++++ Task material ++++
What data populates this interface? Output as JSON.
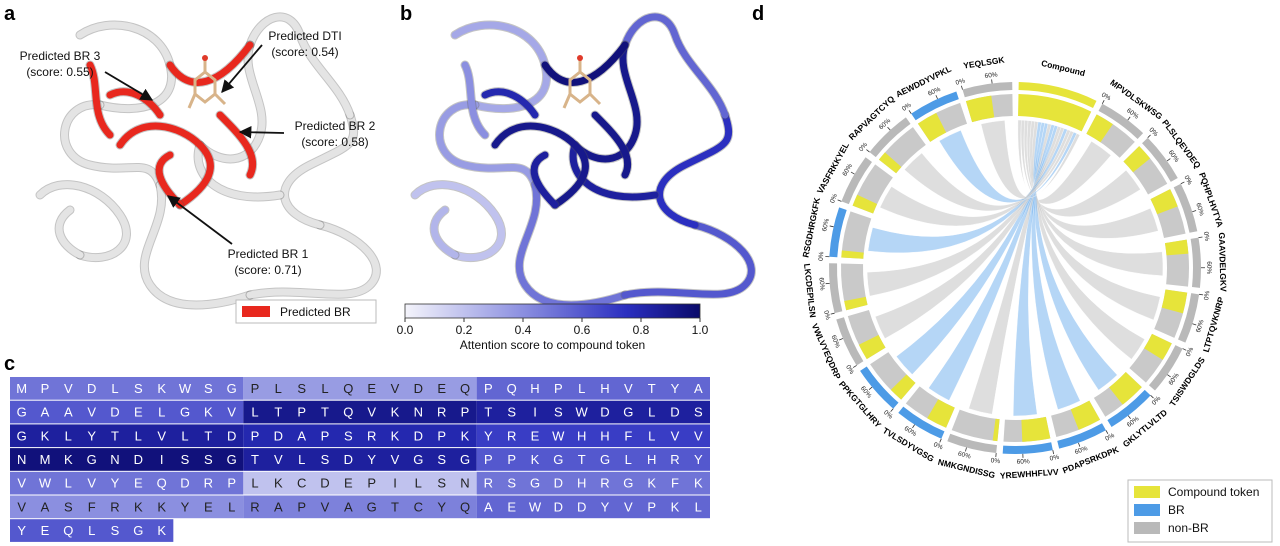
{
  "panel_a": {
    "label": "a",
    "annotations": [
      {
        "text": "Predicted BR 3",
        "score": "(score: 0.55)"
      },
      {
        "text": "Predicted DTI",
        "score": "(score: 0.54)"
      },
      {
        "text": "Predicted BR 2",
        "score": "(score: 0.58)"
      },
      {
        "text": "Predicted BR 1",
        "score": "(score: 0.71)"
      }
    ],
    "legend": "Predicted BR"
  },
  "panel_b": {
    "label": "b",
    "colorbar_label": "Attention score to compound token",
    "colorbar_ticks": [
      {
        "value": 0,
        "label": "0.0"
      },
      0.2,
      0.4,
      0.6,
      0.8,
      {
        "value": 1,
        "label": "1.0"
      }
    ],
    "colorbar_lim": [
      0,
      1
    ]
  },
  "panel_c": {
    "label": "c",
    "segments": [
      {
        "sequence": "MPVDLSKWSG",
        "attention": 0.5
      },
      {
        "sequence": "PLSLQEVDEQ",
        "attention": 0.35
      },
      {
        "sequence": "PQHPLHVTYA",
        "attention": 0.55
      },
      {
        "sequence": "GAAVDELGKV",
        "attention": 0.6
      },
      {
        "sequence": "LTPTQVKNRP",
        "attention": 0.9
      },
      {
        "sequence": "TSISWDGLDS",
        "attention": 0.85
      },
      {
        "sequence": "GKLYTLVLTD",
        "attention": 0.85
      },
      {
        "sequence": "PDAPSRKDPK",
        "attention": 0.8
      },
      {
        "sequence": "YREWHHFLVV",
        "attention": 0.7
      },
      {
        "sequence": "NMKGNDISSG",
        "attention": 0.95
      },
      {
        "sequence": "TVLSDYVGSG",
        "attention": 0.85
      },
      {
        "sequence": "PPKGTGLHRY",
        "attention": 0.6
      },
      {
        "sequence": "VWLVYEQDRP",
        "attention": 0.5
      },
      {
        "sequence": "LKCDEPILSN",
        "attention": 0.2
      },
      {
        "sequence": "RSGDHRGKFK",
        "attention": 0.5
      },
      {
        "sequence": "VASFRKKYEL",
        "attention": 0.4
      },
      {
        "sequence": "RAPVAGTCYQ",
        "attention": 0.45
      },
      {
        "sequence": "AEWDDYVPKL",
        "attention": 0.55
      },
      {
        "sequence": "YEQLSGK",
        "attention": 0.6
      }
    ]
  },
  "panel_d": {
    "label": "d",
    "compound_label": "Compound",
    "ring_ticks": [
      {
        "value": 0,
        "label": "0%"
      },
      {
        "value": 60,
        "label": "60%"
      }
    ],
    "legend": [
      {
        "name": "Compound token",
        "color": "#e6e43a"
      },
      {
        "name": "BR",
        "color": "#4d9be6"
      },
      {
        "name": "non-BR",
        "color": "#b9b9b9"
      }
    ],
    "segments": [
      {
        "name": "MPVDLSKWSG",
        "class": "non-BR",
        "compound_token": 40
      },
      {
        "name": "PLSLQEVDEQ",
        "class": "non-BR",
        "compound_token": 35
      },
      {
        "name": "PQHPLHVTYA",
        "class": "non-BR",
        "compound_token": 40
      },
      {
        "name": "GAAVDELGKV",
        "class": "non-BR",
        "compound_token": 30
      },
      {
        "name": "LTPTQVKNRP",
        "class": "non-BR",
        "compound_token": 45
      },
      {
        "name": "TSISWDGLDS",
        "class": "non-BR",
        "compound_token": 40
      },
      {
        "name": "GKLYTLVLTD",
        "class": "BR",
        "compound_token": 55
      },
      {
        "name": "PDAPSRKDPK",
        "class": "BR",
        "compound_token": 50
      },
      {
        "name": "YREWHHFLVV",
        "class": "BR",
        "compound_token": 60
      },
      {
        "name": "NMKGNDISSG",
        "class": "non-BR",
        "compound_token": 10
      },
      {
        "name": "TVLSDYVGSG",
        "class": "BR",
        "compound_token": 45
      },
      {
        "name": "PPKGTGLHRY",
        "class": "BR",
        "compound_token": 30
      },
      {
        "name": "VWLVYEQDRP",
        "class": "non-BR",
        "compound_token": 35
      },
      {
        "name": "LKCDEPILSN",
        "class": "non-BR",
        "compound_token": 20
      },
      {
        "name": "RSGDHRGKFK",
        "class": "BR",
        "compound_token": 15
      },
      {
        "name": "VASFRKKYEL",
        "class": "non-BR",
        "compound_token": 25
      },
      {
        "name": "RAPVAGTCYQ",
        "class": "non-BR",
        "compound_token": 20
      },
      {
        "name": "AEWDDYVPKL",
        "class": "BR",
        "compound_token": 45
      },
      {
        "name": "YEQLSGK",
        "class": "non-BR",
        "compound_token": 55
      }
    ]
  }
}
++++
**What you have to do**
Omit the pictures, and quote the material above exactly as given.

**Finished task**
What data populates this interface? Output as JSON.
{
  "panel_a": {
    "label": "a",
    "annotations": [
      {
        "text": "Predicted BR 3",
        "score": "(score: 0.55)"
      },
      {
        "text": "Predicted DTI",
        "score": "(score: 0.54)"
      },
      {
        "text": "Predicted BR 2",
        "score": "(score: 0.58)"
      },
      {
        "text": "Predicted BR 1",
        "score": "(score: 0.71)"
      }
    ],
    "legend": "Predicted BR"
  },
  "panel_b": {
    "label": "b",
    "colorbar_label": "Attention score to compound token",
    "colorbar_ticks": [
      {
        "value": 0,
        "label": "0.0"
      },
      0.2,
      0.4,
      0.6,
      0.8,
      {
        "value": 1,
        "label": "1.0"
      }
    ],
    "colorbar_lim": [
      0,
      1
    ]
  },
  "panel_c": {
    "label": "c",
    "segments": [
      {
        "sequence": "MPVDLSKWSG",
        "attention": 0.5
      },
      {
        "sequence": "PLSLQEVDEQ",
        "attention": 0.35
      },
      {
        "sequence": "PQHPLHVTYA",
        "attention": 0.55
      },
      {
        "sequence": "GAAVDELGKV",
        "attention": 0.6
      },
      {
        "sequence": "LTPTQVKNRP",
        "attention": 0.9
      },
      {
        "sequence": "TSISWDGLDS",
        "attention": 0.85
      },
      {
        "sequence": "GKLYTLVLTD",
        "attention": 0.85
      },
      {
        "sequence": "PDAPSRKDPK",
        "attention": 0.8
      },
      {
        "sequence": "YREWHHFLVV",
        "attention": 0.7
      },
      {
        "sequence": "NMKGNDISSG",
        "attention": 0.95
      },
      {
        "sequence": "TVLSDYVGSG",
        "attention": 0.85
      },
      {
        "sequence": "PPKGTGLHRY",
        "attention": 0.6
      },
      {
        "sequence": "VWLVYEQDRP",
        "attention": 0.5
      },
      {
        "sequence": "LKCDEPILSN",
        "attention": 0.2
      },
      {
        "sequence": "RSGDHRGKFK",
        "attention": 0.5
      },
      {
        "sequence": "VASFRKKYEL",
        "attention": 0.4
      },
      {
        "sequence": "RAPVAGTCYQ",
        "attention": 0.45
      },
      {
        "sequence": "AEWDDYVPKL",
        "attention": 0.55
      },
      {
        "sequence": "YEQLSGK",
        "attention": 0.6
      }
    ]
  },
  "panel_d": {
    "label": "d",
    "compound_label": "Compound",
    "ring_ticks": [
      {
        "value": 0,
        "label": "0%"
      },
      {
        "value": 60,
        "label": "60%"
      }
    ],
    "legend": [
      {
        "name": "Compound token",
        "color": "#e6e43a"
      },
      {
        "name": "BR",
        "color": "#4d9be6"
      },
      {
        "name": "non-BR",
        "color": "#b9b9b9"
      }
    ],
    "segments": [
      {
        "name": "MPVDLSKWSG",
        "class": "non-BR",
        "compound_token": 40
      },
      {
        "name": "PLSLQEVDEQ",
        "class": "non-BR",
        "compound_token": 35
      },
      {
        "name": "PQHPLHVTYA",
        "class": "non-BR",
        "compound_token": 40
      },
      {
        "name": "GAAVDELGKV",
        "class": "non-BR",
        "compound_token": 30
      },
      {
        "name": "LTPTQVKNRP",
        "class": "non-BR",
        "compound_token": 45
      },
      {
        "name": "TSISWDGLDS",
        "class": "non-BR",
        "compound_token": 40
      },
      {
        "name": "GKLYTLVLTD",
        "class": "BR",
        "compound_token": 55
      },
      {
        "name": "PDAPSRKDPK",
        "class": "BR",
        "compound_token": 50
      },
      {
        "name": "YREWHHFLVV",
        "class": "BR",
        "compound_token": 60
      },
      {
        "name": "NMKGNDISSG",
        "class": "non-BR",
        "compound_token": 10
      },
      {
        "name": "TVLSDYVGSG",
        "class": "BR",
        "compound_token": 45
      },
      {
        "name": "PPKGTGLHRY",
        "class": "BR",
        "compound_token": 30
      },
      {
        "name": "VWLVYEQDRP",
        "class": "non-BR",
        "compound_token": 35
      },
      {
        "name": "LKCDEPILSN",
        "class": "non-BR",
        "compound_token": 20
      },
      {
        "name": "RSGDHRGKFK",
        "class": "BR",
        "compound_token": 15
      },
      {
        "name": "VASFRKKYEL",
        "class": "non-BR",
        "compound_token": 25
      },
      {
        "name": "RAPVAGTCYQ",
        "class": "non-BR",
        "compound_token": 20
      },
      {
        "name": "AEWDDYVPKL",
        "class": "BR",
        "compound_token": 45
      },
      {
        "name": "YEQLSGK",
        "class": "non-BR",
        "compound_token": 55
      }
    ]
  }
}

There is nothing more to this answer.